**Exercise directions:**
Lay out the material from the line containing "recession-band: [87, 133, 92, 567]" through the line containing "cape-data-point: [549, 419, 552, 422]" as a Markdown table. Use a column No. for the row number and a column Line for the line itself, and leave out any blank lines.

**Data listing:**
[START]

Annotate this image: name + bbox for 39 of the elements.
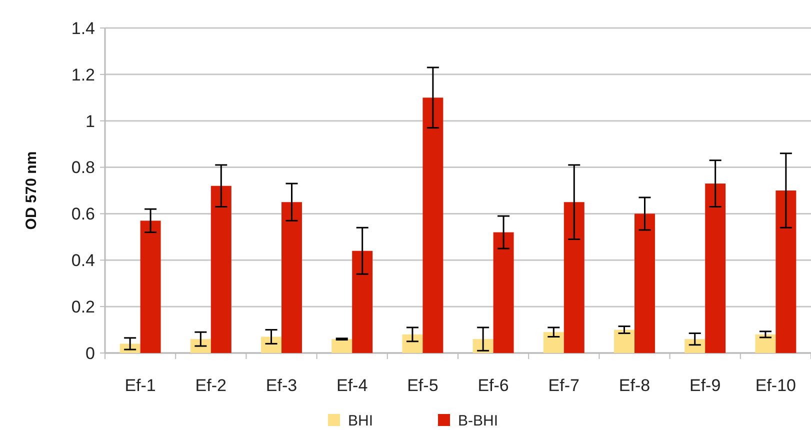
bar [210, 186, 232, 353]
legend-label: BHI [348, 412, 374, 430]
bar [190, 339, 211, 353]
y-tick-label: 1.4 [71, 18, 95, 38]
bar [352, 250, 373, 353]
y-tick-label: 0 [86, 344, 95, 363]
bar [332, 339, 352, 353]
y-axis-title: OD 570 nm [23, 151, 40, 230]
bar [140, 220, 161, 353]
bar [634, 214, 655, 353]
x-tick-label: Ef-4 [336, 376, 368, 395]
y-tick-label: 1 [86, 112, 95, 131]
bar [282, 202, 302, 353]
x-tick-label: Ef-7 [548, 376, 580, 395]
bar [614, 330, 634, 353]
x-tick-label: Ef-5 [407, 376, 438, 395]
bar [261, 336, 282, 353]
y-tick-label: 0.8 [71, 158, 95, 178]
bar [402, 334, 423, 353]
bar [543, 332, 564, 353]
x-tick-label: Ef-3 [266, 376, 298, 395]
bar [564, 202, 584, 353]
x-tick-label: Ef-6 [478, 376, 509, 395]
x-tick-label: Ef-1 [124, 376, 156, 395]
x-tick-label: Ef-10 [755, 376, 796, 395]
bar [705, 184, 726, 353]
y-tick-label: 0.4 [71, 251, 95, 270]
y-tick-label: 0.6 [71, 204, 95, 224]
x-tick-label: Ef-9 [690, 376, 721, 395]
bar [422, 98, 444, 353]
legend-label: B-BHI [458, 412, 498, 430]
y-tick-label: 1.2 [71, 65, 95, 84]
bar [776, 190, 796, 353]
bar [684, 339, 706, 353]
x-tick-label: Ef-8 [618, 376, 650, 395]
y-tick-label: 0.2 [71, 298, 95, 317]
bar [755, 334, 776, 353]
bar [493, 232, 514, 353]
x-tick-label: Ef-2 [195, 376, 226, 395]
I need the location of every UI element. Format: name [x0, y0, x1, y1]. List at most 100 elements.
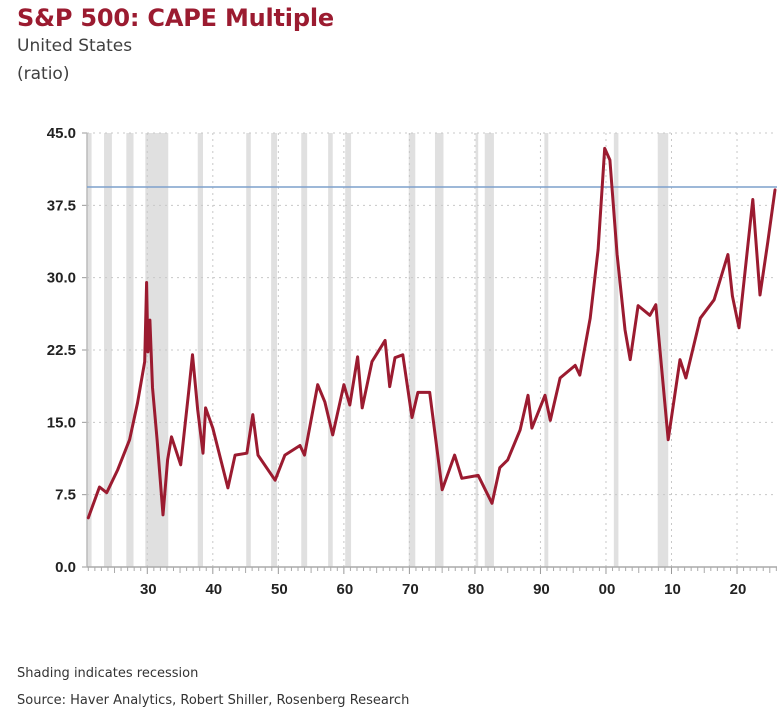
recession-band: [87, 133, 92, 567]
cape-data-point: [574, 364, 576, 367]
cape-data-point: [685, 377, 687, 379]
cape-data-point: [128, 438, 131, 441]
cape-data-point: [170, 436, 173, 438]
recession-band: [345, 133, 352, 567]
x-tick-label: 50: [271, 581, 288, 598]
cape-data-point: [637, 304, 639, 307]
cape-data-point: [649, 314, 651, 317]
axes: [82, 132, 777, 574]
cape-data-point: [116, 468, 119, 471]
cape-data-point: [105, 491, 108, 494]
cape-data-point: [212, 427, 214, 429]
cape-data-point: [549, 419, 552, 422]
cape-data-point: [162, 514, 164, 516]
x-tick-label: 10: [664, 581, 681, 598]
cape-data-point: [234, 454, 236, 456]
cape-data-point: [727, 253, 729, 256]
x-tick-label: 40: [205, 581, 222, 598]
recession-band: [434, 133, 444, 567]
x-tick-label: 70: [402, 581, 419, 598]
cape-data-point: [257, 454, 259, 456]
x-tick-label: 90: [533, 581, 550, 598]
series-layer: [86, 146, 777, 520]
cape-data-point: [531, 427, 533, 429]
recession-band: [197, 133, 203, 567]
cape-data-point: [774, 189, 776, 191]
y-tick-label: 0.0: [55, 559, 76, 576]
cape-data-point: [179, 463, 182, 466]
y-tick-label: 7.5: [55, 487, 76, 504]
cape-data-point: [156, 438, 158, 441]
cape-data-point: [417, 391, 419, 394]
x-tick-label: 00: [599, 581, 616, 598]
cape-data-point: [299, 444, 301, 447]
cape-data-point: [187, 391, 190, 394]
y-tick-label: 22.5: [47, 342, 76, 359]
cape-data-point: [519, 429, 521, 431]
source-note: Source: Haver Analytics, Robert Shiller,…: [17, 693, 410, 708]
cape-data-point: [143, 360, 146, 363]
cape-data-point: [147, 351, 149, 353]
cape-data-point: [527, 394, 529, 397]
cape-data-point: [246, 452, 248, 454]
cape-data-point: [499, 466, 501, 469]
cape-data-point: [453, 454, 456, 456]
cape-data-point: [428, 391, 431, 394]
cape-data-point: [348, 404, 351, 406]
x-tick-label: 20: [730, 581, 747, 598]
cape-data-point: [166, 459, 169, 461]
y-tick-label: 45.0: [47, 125, 76, 142]
cape-data-point: [411, 416, 413, 419]
gridlines: [87, 132, 777, 567]
cape-data-point: [679, 358, 681, 361]
cape-data-point: [151, 386, 154, 389]
cape-data-point: [559, 377, 561, 379]
cape-data-point: [699, 317, 702, 319]
cape-data-point: [191, 354, 194, 356]
recession-note: Shading indicates recession: [17, 666, 199, 681]
cape-data-point: [713, 299, 715, 301]
recession-band: [145, 133, 169, 567]
cape-data-point: [461, 477, 463, 480]
cape-data-point: [251, 413, 254, 416]
cape-data-point: [667, 438, 670, 441]
tick-labels: 0.0 7.5 15.0 22.5 30.0 37.5 45.0 30 40 50 60 70 80 90…: [47, 125, 747, 598]
cape-data-point: [361, 407, 364, 409]
cape-data-point: [506, 459, 509, 461]
cape-data-point: [477, 474, 479, 477]
cape-data-point: [597, 248, 599, 251]
cape-data-point: [578, 374, 581, 376]
recession-band: [328, 133, 333, 567]
x-tick-label: 60: [337, 581, 354, 598]
cape-data-point: [491, 502, 493, 505]
cape-data-point: [331, 434, 334, 436]
cape-data-point: [394, 356, 396, 359]
cape-data-point: [316, 383, 319, 386]
cape-data-point: [759, 294, 761, 296]
recession-band: [104, 133, 112, 567]
cape-data-point: [274, 479, 276, 482]
y-tick-label: 30.0: [47, 270, 76, 287]
cape-data-point: [629, 358, 632, 361]
cape-data-point: [136, 402, 139, 404]
cape-data-point: [767, 241, 769, 243]
cape-data-point: [654, 303, 657, 306]
cape-data-point: [204, 407, 207, 409]
cape-data-point: [589, 317, 592, 319]
cape-data-point: [356, 355, 359, 358]
cape-data-point: [609, 159, 611, 161]
cape-data-point: [388, 385, 391, 388]
chart-title: S&P 500: CAPE Multiple: [17, 4, 334, 32]
cape-data-point: [544, 394, 546, 397]
cape-data-point: [149, 319, 151, 321]
cape-data-point: [324, 401, 326, 403]
chart-units: (ratio): [17, 64, 70, 84]
x-tick-label: 80: [468, 581, 485, 598]
cape-data-point: [284, 454, 286, 456]
cape-data-point: [751, 198, 754, 201]
cape-data-point: [98, 486, 101, 488]
chart-subtitle: United States: [17, 36, 133, 56]
cape-data-point: [303, 454, 306, 456]
recession-band: [246, 133, 251, 567]
cape-series-line: [86, 146, 777, 520]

[END]

**Result of the exercise:**
| No. | Line |
|---|---|
| 1 | recession-band: [87, 133, 92, 567] |
| 2 | cape-data-point: [574, 364, 576, 367] |
| 3 | cape-data-point: [685, 377, 687, 379] |
| 4 | cape-data-point: [128, 438, 131, 441] |
| 5 | cape-data-point: [170, 436, 173, 438] |
| 6 | recession-band: [345, 133, 352, 567] |
| 7 | x-tick-label: 50: [271, 581, 288, 598] |
| 8 | cape-data-point: [637, 304, 639, 307] |
| 9 | cape-data-point: [649, 314, 651, 317] |
| 10 | axes: [82, 132, 777, 574] |
| 11 | cape-data-point: [116, 468, 119, 471] |
| 12 | cape-data-point: [105, 491, 108, 494] |
| 13 | cape-data-point: [212, 427, 214, 429] |
| 14 | cape-data-point: [549, 419, 552, 422] |